» DIRECTIONS FOR THIS TASK: Pull every line containing "steg" from the entries.

Records drawn from a dataset
= = =

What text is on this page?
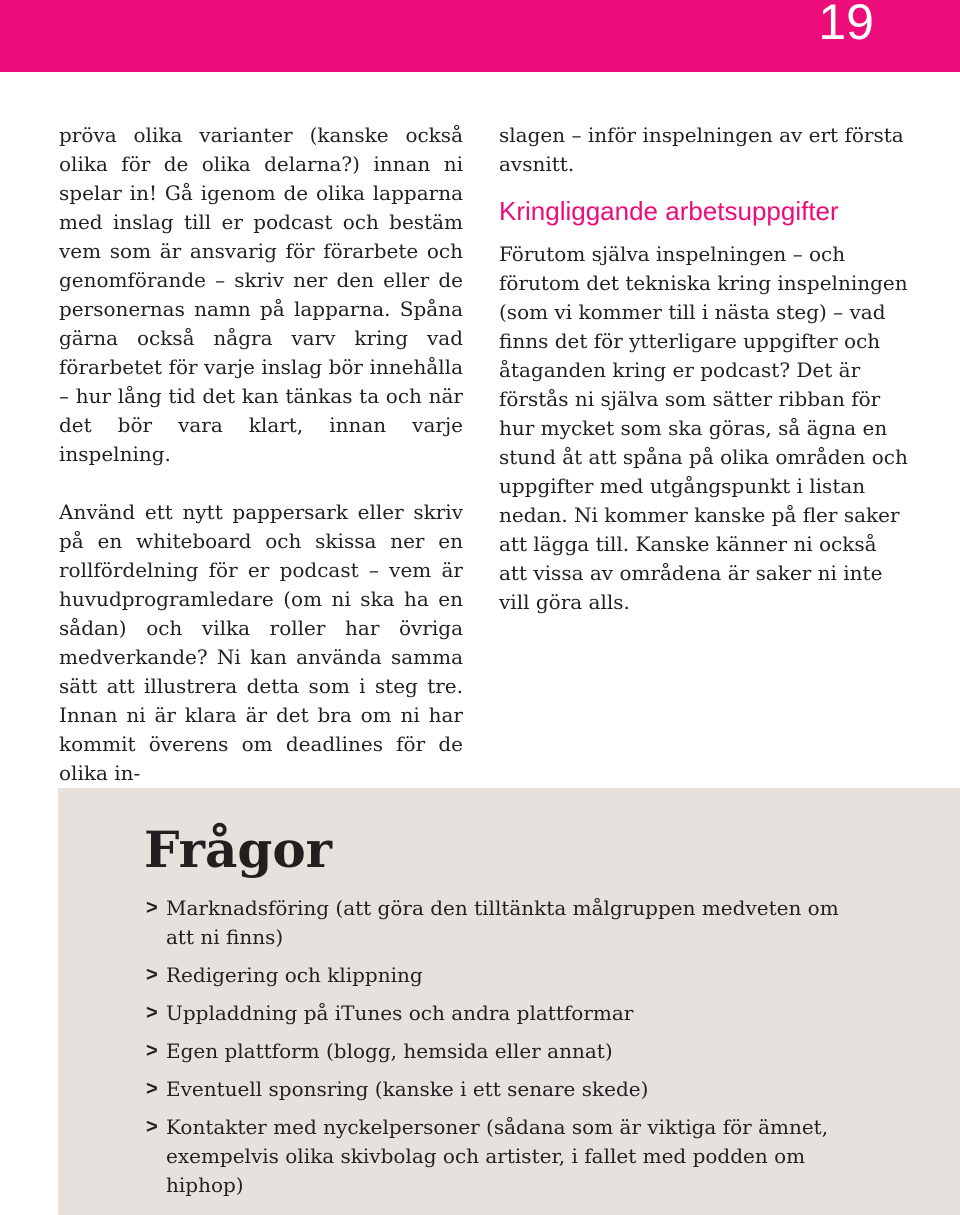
19

pröva olika varianter (kanske också olika för de olika delarna?) innan ni spelar in! Gå igenom de olika lapparna med inslag till er podcast och bestäm vem som är ansvarig för förarbete och genomförande – skriv ner den eller de personernas namn på lapparna. Spåna gärna också några varv kring vad förarbetet för varje inslag bör innehålla – hur lång tid det kan tänkas ta och när det bör vara klart, innan varje inspelning.

Använd ett nytt pappersark eller skriv på en whiteboard och skissa ner en rollfördelning för er podcast – vem är huvudprogramledare (om ni ska ha en sådan) och vilka roller har övriga medverkande? Ni kan använda samma sätt att illustrera detta som i steg tre. Innan ni är klara är det bra om ni har kommit överens om deadlines för de olika in-

slagen – inför inspelningen av ert första avsnitt.

Kringliggande arbetsuppgifter

Förutom själva inspelningen – och förutom det tekniska kring inspelningen (som vi kommer till i nästa steg) – vad finns det för ytterligare uppgifter och åtaganden kring er podcast? Det är förstås ni själva som sätter ribban för hur mycket som ska göras, så ägna en stund åt att spåna på olika områden och uppgifter med utgångspunkt i listan nedan. Ni kommer kanske på fler saker att lägga till. Kanske känner ni också att vissa av områdena är saker ni inte vill göra alls.

Frågor
> Marknadsföring (att göra den tilltänkta målgruppen medveten om att ni finns)
> Redigering och klippning
> Uppladdning på iTunes och andra plattformar
> Egen plattform (blogg, hemsida eller annat)
> Eventuell sponsring (kanske i ett senare skede)
> Kontakter med nyckelpersoner (sådana som är viktiga för ämnet, exempelvis olika skivbolag och artister, i fallet med podden om hiphop)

= = =

» TASK SOLUTION:
Använd ett nytt pappersark eller skriv på en whiteboard och skissa ner en rollfördelning för er podcast – vem är huvudprogramledare (om ni ska ha en sådan) och vilka roller har övriga medverkande? Ni kan använda samma sätt att illustrera detta som i steg tre. Innan ni är klara är det bra om ni har kommit överens om deadlines för de olika in-
Förutom själva inspelningen – och förutom det tekniska kring inspelningen (som vi kommer till i nästa steg) – vad finns det för ytterligare uppgifter och åtaganden kring er podcast? Det är förstås ni själva som sätter ribban för hur mycket som ska göras, så ägna en stund åt att spåna på olika områden och uppgifter med utgångspunkt i listan nedan. Ni kommer kanske på fler saker att lägga till. Kanske känner ni också att vissa av områdena är saker ni inte vill göra alls.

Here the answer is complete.